------ DATA SHOWN ------

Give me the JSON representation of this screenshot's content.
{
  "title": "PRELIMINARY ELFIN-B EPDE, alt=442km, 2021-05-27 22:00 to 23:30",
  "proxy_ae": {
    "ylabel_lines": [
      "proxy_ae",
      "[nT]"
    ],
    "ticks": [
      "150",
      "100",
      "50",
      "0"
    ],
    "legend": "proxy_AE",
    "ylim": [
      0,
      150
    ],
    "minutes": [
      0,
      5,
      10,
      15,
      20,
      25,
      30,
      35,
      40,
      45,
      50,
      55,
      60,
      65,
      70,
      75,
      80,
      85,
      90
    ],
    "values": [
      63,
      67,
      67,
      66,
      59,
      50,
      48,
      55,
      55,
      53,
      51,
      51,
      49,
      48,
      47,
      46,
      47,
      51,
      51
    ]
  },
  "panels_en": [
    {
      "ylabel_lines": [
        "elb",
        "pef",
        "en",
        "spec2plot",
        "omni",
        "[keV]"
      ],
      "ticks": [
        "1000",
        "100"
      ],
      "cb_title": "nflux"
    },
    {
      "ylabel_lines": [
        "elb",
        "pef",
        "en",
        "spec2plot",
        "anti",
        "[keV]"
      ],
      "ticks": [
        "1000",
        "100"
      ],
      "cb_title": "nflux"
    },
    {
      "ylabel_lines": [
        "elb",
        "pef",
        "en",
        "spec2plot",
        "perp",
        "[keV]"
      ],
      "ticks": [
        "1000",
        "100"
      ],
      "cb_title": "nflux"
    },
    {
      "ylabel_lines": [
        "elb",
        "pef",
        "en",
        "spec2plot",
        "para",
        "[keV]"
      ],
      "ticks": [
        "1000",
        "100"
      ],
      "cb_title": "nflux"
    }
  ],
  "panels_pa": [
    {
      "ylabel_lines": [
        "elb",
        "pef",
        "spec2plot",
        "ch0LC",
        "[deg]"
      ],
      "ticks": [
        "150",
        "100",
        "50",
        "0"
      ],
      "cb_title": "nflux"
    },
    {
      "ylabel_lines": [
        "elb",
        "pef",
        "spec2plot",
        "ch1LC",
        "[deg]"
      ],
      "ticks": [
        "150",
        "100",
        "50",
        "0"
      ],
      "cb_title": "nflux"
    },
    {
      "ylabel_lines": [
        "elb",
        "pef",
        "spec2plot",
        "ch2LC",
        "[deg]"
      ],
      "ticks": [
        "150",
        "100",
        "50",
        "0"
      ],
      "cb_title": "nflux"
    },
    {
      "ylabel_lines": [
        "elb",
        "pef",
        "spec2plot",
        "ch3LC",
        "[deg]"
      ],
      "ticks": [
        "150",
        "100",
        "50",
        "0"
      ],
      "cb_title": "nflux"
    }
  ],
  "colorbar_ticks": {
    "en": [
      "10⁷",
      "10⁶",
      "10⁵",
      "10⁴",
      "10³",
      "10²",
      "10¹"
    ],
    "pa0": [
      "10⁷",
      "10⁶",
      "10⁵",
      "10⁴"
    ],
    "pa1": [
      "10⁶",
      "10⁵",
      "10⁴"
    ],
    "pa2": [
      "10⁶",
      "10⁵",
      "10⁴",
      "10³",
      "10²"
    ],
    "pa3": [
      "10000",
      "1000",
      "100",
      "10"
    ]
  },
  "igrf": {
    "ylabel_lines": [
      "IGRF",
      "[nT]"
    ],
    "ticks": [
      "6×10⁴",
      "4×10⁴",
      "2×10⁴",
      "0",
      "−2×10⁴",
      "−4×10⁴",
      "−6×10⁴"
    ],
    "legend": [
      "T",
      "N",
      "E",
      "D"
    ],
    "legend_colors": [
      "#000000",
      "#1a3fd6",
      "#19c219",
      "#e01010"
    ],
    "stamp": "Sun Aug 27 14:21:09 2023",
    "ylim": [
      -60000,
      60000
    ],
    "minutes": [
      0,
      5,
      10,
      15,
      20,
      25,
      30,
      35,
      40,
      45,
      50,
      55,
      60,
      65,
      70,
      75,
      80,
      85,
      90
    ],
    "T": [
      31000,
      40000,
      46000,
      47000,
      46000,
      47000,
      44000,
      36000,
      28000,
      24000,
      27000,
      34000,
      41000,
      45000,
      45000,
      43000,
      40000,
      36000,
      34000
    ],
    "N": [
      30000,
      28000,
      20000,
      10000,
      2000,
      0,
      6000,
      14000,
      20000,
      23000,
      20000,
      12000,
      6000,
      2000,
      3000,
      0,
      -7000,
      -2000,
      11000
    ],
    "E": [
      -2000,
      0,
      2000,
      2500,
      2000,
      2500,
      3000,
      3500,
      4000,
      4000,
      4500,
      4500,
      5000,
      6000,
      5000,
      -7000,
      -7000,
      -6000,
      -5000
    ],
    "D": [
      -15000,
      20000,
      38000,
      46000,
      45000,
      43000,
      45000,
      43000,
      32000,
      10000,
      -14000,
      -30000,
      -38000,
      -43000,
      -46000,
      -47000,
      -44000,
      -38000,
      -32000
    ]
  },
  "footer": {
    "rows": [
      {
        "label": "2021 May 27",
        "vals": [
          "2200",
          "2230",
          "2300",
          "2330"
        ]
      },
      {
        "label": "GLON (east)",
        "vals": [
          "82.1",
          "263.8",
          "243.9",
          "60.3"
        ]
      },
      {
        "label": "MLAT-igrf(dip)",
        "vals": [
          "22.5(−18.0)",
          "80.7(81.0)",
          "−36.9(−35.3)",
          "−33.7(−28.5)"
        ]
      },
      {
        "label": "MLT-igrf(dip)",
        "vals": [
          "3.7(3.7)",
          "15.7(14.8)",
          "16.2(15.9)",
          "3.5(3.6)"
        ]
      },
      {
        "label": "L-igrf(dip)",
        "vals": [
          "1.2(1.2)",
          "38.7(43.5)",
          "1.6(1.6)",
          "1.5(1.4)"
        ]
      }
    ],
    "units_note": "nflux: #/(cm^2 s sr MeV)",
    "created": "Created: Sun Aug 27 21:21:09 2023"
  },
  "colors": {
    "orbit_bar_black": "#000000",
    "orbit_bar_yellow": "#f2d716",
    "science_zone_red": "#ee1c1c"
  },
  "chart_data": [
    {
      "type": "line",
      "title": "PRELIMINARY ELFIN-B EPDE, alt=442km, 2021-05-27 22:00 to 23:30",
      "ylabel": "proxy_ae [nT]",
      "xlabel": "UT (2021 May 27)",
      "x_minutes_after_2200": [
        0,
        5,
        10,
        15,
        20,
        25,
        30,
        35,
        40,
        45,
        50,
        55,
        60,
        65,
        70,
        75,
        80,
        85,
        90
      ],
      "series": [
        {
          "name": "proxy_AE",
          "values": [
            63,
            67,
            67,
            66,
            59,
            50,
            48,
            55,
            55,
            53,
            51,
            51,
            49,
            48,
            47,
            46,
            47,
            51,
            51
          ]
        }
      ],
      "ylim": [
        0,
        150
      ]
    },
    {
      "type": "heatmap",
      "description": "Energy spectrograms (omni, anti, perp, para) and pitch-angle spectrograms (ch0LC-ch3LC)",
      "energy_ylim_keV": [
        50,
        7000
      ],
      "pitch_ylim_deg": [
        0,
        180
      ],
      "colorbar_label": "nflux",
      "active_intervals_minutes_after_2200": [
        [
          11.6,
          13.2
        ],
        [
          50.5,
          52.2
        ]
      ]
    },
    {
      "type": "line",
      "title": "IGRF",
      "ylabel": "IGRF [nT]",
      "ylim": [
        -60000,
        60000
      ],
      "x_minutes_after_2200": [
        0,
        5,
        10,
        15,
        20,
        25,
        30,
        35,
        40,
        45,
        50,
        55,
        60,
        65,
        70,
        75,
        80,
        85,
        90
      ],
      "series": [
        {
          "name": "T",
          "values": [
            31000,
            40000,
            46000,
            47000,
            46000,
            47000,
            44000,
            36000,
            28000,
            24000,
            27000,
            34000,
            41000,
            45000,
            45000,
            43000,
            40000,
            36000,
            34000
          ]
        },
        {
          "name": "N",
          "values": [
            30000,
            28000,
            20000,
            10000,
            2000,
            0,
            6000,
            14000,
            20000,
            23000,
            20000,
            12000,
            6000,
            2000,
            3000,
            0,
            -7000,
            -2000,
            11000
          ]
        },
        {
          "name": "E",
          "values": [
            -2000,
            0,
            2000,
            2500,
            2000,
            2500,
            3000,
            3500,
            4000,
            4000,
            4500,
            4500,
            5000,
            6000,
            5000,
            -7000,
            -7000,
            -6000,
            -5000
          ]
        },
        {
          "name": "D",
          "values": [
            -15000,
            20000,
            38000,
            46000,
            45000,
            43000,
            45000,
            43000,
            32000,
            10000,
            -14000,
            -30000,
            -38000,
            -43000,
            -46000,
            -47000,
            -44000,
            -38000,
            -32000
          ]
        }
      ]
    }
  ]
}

------

▸ GIVEN INSTRUCTION
Say how many lines hold the word "anti", giving the number and nothing else.

▸ OUTPUT FOR THIS EXERCISE
2